What to work on: Tell how many lines in these records contain the string "مدحه", with only the number as the reply.

[Dataset records]
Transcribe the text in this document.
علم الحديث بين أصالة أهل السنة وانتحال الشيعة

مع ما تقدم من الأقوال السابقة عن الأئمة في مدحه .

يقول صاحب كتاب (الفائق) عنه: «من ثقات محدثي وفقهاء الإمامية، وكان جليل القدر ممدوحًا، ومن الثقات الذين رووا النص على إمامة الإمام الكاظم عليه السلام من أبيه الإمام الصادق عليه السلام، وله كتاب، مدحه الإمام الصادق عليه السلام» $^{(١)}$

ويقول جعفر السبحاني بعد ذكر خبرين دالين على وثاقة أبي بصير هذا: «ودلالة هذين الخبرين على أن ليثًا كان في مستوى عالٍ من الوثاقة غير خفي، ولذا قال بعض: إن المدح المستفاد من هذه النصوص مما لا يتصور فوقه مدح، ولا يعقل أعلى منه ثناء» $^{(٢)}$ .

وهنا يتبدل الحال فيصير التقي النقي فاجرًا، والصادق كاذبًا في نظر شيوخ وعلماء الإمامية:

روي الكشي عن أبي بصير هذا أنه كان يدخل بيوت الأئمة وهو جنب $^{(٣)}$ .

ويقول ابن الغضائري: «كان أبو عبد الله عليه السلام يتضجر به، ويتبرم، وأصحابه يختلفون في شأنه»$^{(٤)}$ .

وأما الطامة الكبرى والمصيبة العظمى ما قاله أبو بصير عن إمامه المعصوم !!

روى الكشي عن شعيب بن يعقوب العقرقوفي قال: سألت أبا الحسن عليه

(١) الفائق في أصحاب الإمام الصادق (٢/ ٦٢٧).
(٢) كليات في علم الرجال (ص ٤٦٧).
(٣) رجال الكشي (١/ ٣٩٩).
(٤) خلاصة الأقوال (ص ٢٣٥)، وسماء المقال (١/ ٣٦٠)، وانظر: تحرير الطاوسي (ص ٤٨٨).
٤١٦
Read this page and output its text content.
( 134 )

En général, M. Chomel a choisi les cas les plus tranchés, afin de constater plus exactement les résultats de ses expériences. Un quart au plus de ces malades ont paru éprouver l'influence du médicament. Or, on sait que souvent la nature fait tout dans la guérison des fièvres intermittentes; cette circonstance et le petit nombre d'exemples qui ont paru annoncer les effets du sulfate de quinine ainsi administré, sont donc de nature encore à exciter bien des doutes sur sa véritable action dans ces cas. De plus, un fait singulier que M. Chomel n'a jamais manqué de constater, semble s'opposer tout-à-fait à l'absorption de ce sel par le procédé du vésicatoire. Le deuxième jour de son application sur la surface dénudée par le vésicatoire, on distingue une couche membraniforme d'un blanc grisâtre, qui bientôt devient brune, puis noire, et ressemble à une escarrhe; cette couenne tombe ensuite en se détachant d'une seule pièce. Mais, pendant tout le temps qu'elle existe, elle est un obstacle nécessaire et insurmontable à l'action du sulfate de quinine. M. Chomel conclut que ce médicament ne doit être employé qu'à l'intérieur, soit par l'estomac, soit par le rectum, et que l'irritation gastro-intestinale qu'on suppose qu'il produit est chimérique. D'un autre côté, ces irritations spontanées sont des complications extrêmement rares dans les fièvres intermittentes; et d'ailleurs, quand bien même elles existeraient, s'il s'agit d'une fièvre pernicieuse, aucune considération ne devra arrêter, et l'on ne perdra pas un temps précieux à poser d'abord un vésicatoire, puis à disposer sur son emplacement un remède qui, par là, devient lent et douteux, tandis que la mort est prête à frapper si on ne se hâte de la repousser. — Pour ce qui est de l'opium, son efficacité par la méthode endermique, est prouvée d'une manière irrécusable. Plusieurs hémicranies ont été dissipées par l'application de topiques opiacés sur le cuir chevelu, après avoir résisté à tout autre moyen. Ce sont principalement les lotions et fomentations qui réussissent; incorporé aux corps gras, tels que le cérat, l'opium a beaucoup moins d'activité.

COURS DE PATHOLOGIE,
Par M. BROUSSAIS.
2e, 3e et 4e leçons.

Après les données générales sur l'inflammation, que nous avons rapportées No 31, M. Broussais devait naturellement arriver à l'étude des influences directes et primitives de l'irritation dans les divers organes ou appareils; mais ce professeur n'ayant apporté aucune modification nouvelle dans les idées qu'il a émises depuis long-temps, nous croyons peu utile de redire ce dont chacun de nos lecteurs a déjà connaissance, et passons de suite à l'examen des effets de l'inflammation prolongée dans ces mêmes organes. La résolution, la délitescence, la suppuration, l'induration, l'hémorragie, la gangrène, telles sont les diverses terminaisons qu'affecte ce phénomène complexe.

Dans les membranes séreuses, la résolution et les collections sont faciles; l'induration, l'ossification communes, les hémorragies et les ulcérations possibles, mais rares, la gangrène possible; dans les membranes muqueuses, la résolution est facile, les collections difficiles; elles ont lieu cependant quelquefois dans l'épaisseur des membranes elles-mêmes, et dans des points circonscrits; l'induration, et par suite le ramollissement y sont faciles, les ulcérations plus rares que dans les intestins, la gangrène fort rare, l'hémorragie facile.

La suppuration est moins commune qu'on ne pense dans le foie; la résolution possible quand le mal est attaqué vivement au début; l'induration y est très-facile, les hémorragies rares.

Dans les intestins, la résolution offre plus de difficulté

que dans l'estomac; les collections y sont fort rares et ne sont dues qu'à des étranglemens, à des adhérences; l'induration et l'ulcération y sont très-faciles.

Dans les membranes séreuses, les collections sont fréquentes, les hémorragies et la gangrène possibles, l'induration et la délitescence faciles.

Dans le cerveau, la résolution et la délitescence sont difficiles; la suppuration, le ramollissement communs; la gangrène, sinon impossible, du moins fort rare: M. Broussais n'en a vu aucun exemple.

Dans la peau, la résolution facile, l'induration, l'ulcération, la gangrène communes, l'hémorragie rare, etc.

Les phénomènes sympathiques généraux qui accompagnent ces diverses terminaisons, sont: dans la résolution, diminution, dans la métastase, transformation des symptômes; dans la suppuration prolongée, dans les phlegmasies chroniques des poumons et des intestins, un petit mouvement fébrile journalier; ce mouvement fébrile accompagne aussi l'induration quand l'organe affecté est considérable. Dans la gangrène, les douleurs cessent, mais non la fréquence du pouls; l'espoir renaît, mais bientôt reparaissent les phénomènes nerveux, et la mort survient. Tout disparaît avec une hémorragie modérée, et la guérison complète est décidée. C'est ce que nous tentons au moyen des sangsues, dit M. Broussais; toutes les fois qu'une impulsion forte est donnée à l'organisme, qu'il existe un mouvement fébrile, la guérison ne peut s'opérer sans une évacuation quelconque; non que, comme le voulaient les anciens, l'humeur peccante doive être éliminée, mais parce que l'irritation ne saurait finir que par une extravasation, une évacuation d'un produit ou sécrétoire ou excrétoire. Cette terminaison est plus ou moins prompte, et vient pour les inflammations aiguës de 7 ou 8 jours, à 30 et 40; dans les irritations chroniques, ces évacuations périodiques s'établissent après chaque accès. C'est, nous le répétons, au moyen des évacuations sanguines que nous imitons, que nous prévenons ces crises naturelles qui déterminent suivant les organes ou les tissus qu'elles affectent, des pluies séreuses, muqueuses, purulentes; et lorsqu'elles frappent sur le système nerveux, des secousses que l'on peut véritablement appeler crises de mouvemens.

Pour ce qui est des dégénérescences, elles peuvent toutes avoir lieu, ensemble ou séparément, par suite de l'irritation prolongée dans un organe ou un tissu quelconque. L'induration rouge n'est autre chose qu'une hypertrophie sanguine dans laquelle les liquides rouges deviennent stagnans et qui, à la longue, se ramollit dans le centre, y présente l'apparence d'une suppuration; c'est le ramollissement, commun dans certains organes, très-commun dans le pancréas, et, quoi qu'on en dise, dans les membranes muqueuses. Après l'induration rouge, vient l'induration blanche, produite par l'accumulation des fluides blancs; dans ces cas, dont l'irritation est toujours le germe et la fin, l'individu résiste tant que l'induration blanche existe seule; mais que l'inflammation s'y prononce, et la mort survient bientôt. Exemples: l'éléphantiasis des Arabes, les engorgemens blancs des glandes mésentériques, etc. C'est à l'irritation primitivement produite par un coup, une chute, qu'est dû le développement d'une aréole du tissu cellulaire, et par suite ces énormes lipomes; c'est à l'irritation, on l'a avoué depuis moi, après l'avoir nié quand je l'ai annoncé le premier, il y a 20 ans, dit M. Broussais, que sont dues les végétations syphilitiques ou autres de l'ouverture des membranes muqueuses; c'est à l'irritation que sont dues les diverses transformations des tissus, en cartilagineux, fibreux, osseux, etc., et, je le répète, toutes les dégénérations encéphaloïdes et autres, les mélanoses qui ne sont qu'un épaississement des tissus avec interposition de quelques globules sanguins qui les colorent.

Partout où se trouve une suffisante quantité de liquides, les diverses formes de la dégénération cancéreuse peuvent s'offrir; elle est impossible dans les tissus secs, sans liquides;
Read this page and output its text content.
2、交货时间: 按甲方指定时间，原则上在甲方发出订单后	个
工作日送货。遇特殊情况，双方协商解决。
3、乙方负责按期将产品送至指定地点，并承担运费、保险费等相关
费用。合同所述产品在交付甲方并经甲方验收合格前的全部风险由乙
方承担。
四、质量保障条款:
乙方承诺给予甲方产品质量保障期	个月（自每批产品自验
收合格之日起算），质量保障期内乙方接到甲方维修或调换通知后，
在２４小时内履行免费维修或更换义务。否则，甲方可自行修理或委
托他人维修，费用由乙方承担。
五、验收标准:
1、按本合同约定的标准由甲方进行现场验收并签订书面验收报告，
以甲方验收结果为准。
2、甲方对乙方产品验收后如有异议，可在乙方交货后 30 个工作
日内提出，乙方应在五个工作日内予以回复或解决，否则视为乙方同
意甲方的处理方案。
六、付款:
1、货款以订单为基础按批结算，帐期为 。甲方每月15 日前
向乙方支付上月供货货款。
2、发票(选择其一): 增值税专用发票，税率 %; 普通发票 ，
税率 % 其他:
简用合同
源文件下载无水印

Exercise answer: 2